_SUPPLIED MATERIAL_.

····················

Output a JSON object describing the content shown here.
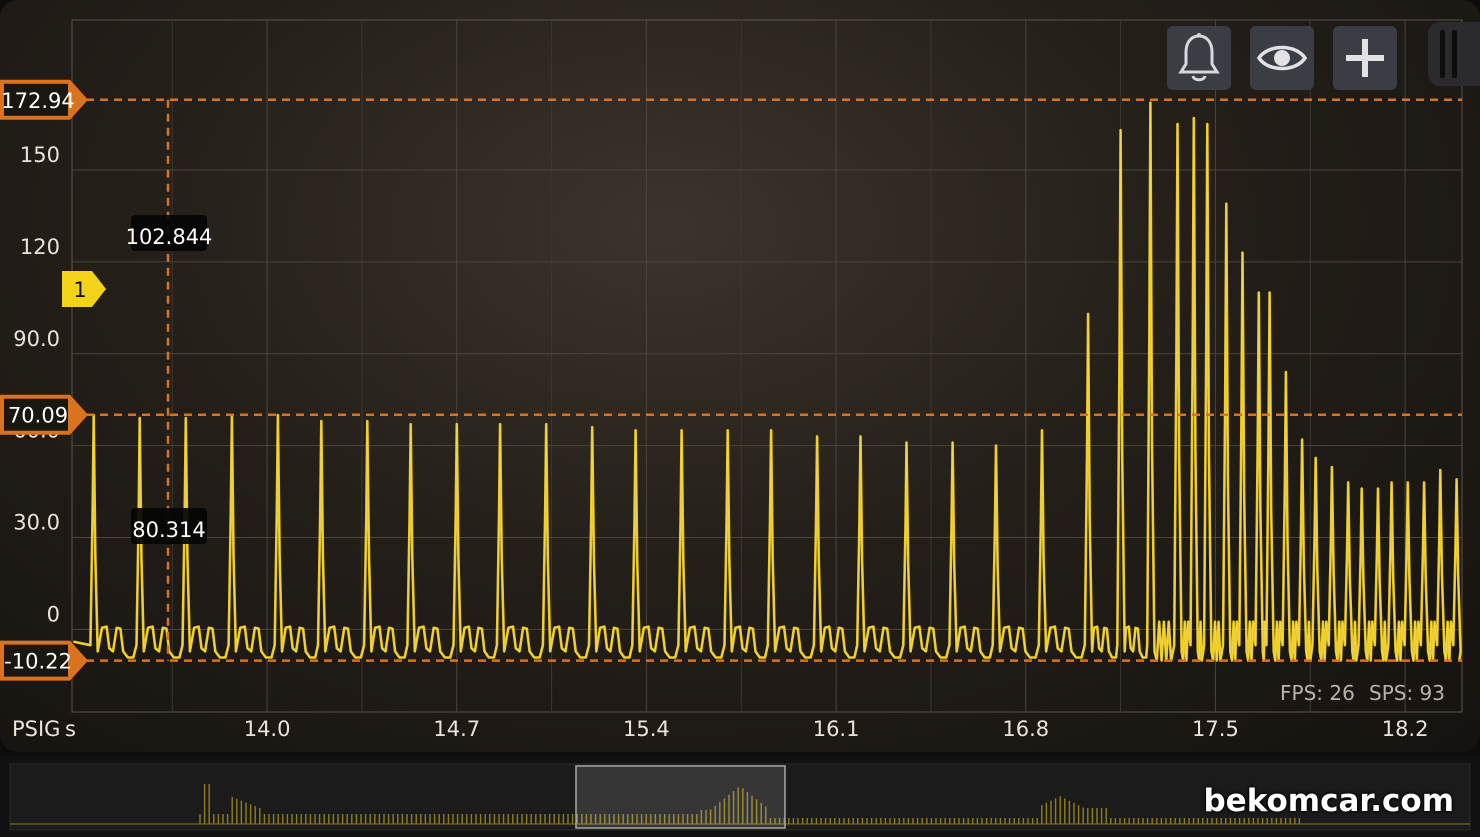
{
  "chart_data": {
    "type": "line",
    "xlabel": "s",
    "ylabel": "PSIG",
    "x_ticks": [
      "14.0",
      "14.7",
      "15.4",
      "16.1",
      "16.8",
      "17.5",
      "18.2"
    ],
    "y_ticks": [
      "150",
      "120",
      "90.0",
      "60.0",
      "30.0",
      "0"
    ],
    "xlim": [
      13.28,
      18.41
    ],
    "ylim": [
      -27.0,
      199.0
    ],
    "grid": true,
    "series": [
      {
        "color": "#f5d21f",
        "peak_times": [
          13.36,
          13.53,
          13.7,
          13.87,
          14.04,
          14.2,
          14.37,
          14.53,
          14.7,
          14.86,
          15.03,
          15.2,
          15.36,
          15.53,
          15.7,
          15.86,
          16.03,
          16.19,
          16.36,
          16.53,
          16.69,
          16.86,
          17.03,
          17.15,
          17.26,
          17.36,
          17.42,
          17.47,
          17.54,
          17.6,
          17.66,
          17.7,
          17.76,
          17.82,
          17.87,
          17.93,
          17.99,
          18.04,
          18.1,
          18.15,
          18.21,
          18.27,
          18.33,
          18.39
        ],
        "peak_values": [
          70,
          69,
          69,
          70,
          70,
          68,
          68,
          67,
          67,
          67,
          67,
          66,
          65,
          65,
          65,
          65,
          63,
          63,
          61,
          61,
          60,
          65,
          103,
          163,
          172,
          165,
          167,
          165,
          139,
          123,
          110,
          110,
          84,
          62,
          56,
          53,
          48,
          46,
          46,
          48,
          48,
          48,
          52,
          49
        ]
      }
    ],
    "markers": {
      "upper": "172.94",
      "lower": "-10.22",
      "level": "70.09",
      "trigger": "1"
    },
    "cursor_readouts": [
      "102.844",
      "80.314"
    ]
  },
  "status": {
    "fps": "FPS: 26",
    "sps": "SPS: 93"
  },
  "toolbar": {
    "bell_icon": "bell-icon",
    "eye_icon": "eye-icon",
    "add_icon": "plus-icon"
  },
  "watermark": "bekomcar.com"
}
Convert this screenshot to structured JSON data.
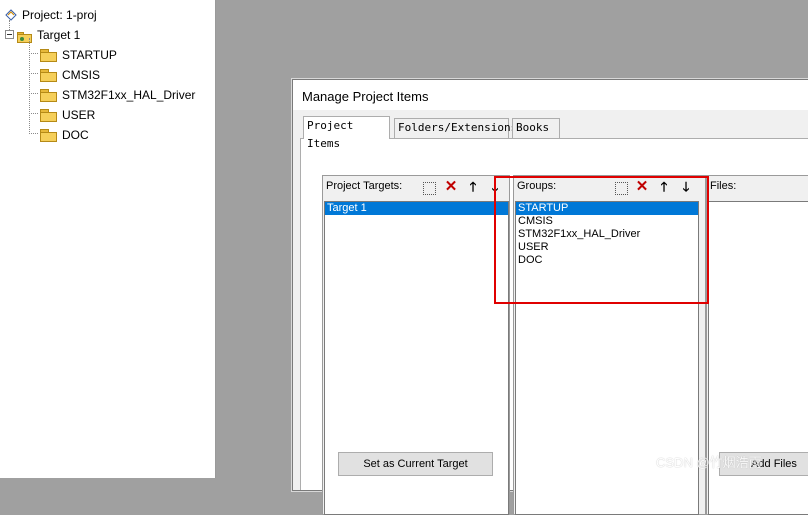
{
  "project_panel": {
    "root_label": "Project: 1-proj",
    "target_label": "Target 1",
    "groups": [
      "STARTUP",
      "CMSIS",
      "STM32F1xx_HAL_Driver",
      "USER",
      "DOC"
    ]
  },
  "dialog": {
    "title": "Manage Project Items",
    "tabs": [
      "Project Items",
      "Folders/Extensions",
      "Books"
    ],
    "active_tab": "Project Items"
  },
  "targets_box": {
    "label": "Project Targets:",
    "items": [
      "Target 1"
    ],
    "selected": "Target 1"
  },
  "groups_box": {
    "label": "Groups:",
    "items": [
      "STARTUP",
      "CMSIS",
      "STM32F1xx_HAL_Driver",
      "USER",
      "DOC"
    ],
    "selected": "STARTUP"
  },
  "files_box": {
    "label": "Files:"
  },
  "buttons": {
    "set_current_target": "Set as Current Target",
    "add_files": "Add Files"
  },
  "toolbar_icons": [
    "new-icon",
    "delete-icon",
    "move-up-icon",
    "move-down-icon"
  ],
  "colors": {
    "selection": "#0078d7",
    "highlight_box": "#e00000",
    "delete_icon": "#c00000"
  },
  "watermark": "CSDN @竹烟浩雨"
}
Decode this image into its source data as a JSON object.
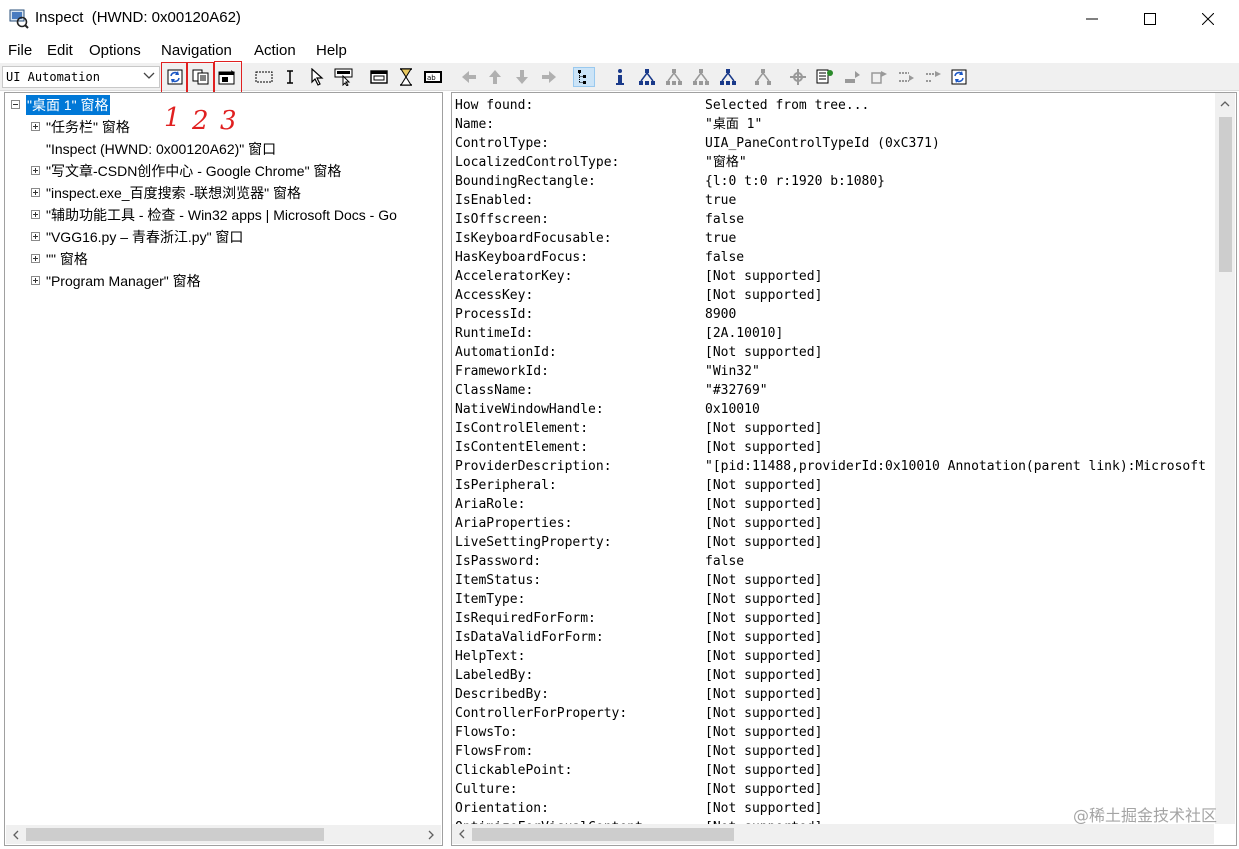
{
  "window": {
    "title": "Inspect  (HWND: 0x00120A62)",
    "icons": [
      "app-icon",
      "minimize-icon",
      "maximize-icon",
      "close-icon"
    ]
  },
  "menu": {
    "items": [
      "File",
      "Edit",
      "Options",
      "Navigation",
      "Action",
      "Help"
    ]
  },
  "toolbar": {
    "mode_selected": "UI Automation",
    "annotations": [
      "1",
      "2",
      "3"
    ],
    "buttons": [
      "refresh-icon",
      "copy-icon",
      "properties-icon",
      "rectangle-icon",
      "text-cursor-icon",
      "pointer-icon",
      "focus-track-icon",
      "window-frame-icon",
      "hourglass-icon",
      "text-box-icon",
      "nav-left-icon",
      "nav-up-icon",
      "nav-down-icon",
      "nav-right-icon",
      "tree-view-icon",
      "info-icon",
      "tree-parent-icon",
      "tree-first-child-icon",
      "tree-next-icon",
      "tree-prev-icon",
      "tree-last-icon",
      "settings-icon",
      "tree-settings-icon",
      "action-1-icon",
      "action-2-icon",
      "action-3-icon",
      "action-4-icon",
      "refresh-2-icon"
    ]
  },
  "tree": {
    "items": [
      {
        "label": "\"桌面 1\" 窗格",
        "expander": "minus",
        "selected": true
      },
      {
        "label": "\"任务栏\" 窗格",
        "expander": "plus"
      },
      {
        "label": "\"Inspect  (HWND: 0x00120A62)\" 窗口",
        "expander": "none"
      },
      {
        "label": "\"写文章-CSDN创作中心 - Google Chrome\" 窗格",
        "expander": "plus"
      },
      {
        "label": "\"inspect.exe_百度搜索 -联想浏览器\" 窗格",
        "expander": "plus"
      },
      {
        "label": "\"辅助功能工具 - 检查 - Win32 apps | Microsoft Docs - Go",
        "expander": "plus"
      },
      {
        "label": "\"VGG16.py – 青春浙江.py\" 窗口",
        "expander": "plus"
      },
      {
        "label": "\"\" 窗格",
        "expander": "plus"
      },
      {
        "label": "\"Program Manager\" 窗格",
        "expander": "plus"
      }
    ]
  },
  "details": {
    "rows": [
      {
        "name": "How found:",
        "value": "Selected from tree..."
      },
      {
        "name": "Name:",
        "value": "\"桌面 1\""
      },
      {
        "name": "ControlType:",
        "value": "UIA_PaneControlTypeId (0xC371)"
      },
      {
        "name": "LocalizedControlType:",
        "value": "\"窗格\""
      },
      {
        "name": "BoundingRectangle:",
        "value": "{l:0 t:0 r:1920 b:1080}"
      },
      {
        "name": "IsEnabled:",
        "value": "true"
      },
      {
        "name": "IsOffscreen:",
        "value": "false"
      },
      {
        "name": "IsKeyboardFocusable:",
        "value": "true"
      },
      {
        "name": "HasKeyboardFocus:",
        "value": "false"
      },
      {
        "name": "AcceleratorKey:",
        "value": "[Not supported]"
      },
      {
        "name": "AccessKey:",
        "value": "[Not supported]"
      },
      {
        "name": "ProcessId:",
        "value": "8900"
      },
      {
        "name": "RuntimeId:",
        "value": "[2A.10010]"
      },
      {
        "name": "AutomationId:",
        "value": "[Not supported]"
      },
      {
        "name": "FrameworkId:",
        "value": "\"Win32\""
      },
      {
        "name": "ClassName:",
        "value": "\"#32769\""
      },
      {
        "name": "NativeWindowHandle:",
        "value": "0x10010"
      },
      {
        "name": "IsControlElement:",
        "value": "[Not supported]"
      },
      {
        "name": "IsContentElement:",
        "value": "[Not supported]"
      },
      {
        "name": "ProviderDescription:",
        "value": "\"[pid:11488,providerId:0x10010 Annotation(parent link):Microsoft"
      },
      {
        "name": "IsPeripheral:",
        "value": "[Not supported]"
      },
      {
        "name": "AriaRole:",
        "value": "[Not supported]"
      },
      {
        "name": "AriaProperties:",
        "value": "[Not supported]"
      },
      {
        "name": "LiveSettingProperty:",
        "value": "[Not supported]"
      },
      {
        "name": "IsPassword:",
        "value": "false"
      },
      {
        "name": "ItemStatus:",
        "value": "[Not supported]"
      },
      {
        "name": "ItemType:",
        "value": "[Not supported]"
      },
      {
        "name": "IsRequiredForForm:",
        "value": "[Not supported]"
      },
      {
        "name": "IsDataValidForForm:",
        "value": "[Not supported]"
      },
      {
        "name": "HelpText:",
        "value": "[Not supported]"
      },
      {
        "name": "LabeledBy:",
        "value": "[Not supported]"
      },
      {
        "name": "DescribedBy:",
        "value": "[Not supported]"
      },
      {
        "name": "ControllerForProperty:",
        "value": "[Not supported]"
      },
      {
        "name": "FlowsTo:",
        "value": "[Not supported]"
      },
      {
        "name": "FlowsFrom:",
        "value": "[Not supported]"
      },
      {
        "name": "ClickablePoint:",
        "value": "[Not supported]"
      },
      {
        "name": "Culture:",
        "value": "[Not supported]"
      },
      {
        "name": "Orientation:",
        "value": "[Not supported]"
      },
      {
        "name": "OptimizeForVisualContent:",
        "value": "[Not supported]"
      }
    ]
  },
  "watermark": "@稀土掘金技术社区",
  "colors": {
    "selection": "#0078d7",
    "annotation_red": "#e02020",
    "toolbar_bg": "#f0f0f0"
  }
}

····················

Copy each line holding the word "this" from the listing above.

_TASK RESPONSE_.
Convert this screenshot to structured JSON data.
Decode this image into its source data as a JSON object.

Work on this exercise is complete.